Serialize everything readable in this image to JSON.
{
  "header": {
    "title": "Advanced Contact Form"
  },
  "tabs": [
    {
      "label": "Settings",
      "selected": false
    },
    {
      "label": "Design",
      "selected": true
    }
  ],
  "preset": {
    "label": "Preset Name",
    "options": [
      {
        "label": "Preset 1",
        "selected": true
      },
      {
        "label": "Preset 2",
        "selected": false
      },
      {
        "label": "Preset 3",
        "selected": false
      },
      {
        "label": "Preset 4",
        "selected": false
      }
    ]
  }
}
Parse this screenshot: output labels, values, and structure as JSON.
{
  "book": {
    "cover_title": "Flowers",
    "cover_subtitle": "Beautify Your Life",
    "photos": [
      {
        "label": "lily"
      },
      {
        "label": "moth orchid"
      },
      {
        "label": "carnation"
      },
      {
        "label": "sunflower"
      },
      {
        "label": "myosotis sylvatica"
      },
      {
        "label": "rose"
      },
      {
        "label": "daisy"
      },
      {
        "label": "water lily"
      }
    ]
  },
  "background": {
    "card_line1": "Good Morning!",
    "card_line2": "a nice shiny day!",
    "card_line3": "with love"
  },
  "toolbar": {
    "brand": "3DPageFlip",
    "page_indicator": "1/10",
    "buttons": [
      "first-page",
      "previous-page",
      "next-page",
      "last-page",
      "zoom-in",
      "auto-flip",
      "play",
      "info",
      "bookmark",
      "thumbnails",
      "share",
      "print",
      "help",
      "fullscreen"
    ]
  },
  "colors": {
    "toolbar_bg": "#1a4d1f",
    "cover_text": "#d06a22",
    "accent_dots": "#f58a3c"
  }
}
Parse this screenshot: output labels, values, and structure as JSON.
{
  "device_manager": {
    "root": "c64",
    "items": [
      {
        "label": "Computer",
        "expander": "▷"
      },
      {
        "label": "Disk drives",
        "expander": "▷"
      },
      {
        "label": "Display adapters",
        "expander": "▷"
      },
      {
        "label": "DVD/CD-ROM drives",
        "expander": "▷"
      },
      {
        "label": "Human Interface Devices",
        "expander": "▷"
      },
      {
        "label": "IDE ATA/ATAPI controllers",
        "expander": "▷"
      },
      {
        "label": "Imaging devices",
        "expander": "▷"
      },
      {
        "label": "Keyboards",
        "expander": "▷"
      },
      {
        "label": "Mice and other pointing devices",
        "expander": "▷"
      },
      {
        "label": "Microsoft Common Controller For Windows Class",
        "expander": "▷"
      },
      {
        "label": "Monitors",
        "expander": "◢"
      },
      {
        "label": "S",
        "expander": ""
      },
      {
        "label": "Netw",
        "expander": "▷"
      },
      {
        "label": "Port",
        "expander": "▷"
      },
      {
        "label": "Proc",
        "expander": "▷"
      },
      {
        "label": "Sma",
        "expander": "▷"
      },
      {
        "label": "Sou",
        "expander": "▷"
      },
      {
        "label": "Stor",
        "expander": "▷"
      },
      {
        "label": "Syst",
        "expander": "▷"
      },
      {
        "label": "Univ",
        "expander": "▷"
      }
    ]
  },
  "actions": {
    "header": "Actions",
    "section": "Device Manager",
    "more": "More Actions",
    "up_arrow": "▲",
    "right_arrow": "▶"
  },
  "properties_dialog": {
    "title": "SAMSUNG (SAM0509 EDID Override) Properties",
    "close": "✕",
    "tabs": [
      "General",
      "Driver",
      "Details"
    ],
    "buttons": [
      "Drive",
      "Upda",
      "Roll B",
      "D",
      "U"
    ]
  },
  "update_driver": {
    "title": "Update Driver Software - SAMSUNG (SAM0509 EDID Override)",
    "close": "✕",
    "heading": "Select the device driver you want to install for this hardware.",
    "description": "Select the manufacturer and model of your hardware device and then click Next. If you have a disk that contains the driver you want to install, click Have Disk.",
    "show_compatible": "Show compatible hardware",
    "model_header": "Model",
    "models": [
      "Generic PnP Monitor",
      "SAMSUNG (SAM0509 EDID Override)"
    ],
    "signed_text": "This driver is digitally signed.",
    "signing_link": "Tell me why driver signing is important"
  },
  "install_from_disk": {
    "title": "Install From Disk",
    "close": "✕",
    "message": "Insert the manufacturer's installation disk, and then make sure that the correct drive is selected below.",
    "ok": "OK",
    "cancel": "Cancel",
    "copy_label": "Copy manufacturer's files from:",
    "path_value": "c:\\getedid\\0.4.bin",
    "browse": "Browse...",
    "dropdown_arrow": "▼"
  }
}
::::::
### Set problem
Pull out all lines from the entries above that include the word "manufacturer".

### In response
    "description": "Select the manufacturer and model of your hardware device and then click Next. If you have a disk that contains the driver you want to install, click Have Disk.",
    "message": "Insert the manufacturer's installation disk, and then make sure that the correct drive is selected below.",
    "copy_label": "Copy manufacturer's files from:",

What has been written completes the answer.